» Written task
In the listing below, find every line containing "players" and copy it out.

» Provided entries
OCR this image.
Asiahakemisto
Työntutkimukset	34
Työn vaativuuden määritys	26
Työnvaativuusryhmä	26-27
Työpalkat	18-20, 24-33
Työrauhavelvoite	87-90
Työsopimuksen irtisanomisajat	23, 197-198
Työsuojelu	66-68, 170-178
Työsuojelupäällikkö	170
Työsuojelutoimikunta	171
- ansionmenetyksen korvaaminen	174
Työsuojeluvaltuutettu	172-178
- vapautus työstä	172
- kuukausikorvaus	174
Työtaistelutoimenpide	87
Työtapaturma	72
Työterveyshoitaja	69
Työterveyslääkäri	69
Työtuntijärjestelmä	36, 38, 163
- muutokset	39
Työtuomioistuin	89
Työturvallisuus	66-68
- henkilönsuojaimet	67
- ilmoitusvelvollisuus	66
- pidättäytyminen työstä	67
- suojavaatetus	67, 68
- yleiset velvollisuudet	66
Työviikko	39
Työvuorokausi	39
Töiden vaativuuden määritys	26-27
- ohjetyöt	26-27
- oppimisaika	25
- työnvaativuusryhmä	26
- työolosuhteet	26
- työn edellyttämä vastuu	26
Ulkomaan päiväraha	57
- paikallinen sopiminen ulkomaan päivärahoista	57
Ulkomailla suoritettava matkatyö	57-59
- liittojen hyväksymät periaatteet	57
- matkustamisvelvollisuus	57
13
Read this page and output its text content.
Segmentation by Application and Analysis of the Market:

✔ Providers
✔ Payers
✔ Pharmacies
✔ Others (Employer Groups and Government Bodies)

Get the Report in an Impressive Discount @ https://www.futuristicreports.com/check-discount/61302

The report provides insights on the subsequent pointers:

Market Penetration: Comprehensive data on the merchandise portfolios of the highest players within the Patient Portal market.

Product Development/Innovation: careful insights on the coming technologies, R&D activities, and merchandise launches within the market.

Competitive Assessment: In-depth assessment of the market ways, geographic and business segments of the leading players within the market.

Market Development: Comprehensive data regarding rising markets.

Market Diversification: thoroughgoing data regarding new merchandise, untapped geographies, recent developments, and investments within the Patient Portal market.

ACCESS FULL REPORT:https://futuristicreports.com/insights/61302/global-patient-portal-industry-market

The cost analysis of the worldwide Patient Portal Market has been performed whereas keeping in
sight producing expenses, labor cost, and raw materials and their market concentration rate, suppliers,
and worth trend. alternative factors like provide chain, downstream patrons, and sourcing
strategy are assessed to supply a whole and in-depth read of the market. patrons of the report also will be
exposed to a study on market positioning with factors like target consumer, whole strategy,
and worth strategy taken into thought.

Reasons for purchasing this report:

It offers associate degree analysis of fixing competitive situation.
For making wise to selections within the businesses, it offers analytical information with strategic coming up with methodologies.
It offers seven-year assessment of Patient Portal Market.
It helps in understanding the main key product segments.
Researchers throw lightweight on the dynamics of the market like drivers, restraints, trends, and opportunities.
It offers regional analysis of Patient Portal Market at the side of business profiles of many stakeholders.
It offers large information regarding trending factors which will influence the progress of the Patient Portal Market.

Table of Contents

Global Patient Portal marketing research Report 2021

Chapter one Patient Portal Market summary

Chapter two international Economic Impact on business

» Exercise response
Market Penetration: Comprehensive data on the merchandise portfolios of the highest players within the Patient Portal market.
Competitive Assessment: In-depth assessment of the market ways, geographic and business segments of the leading players within the market.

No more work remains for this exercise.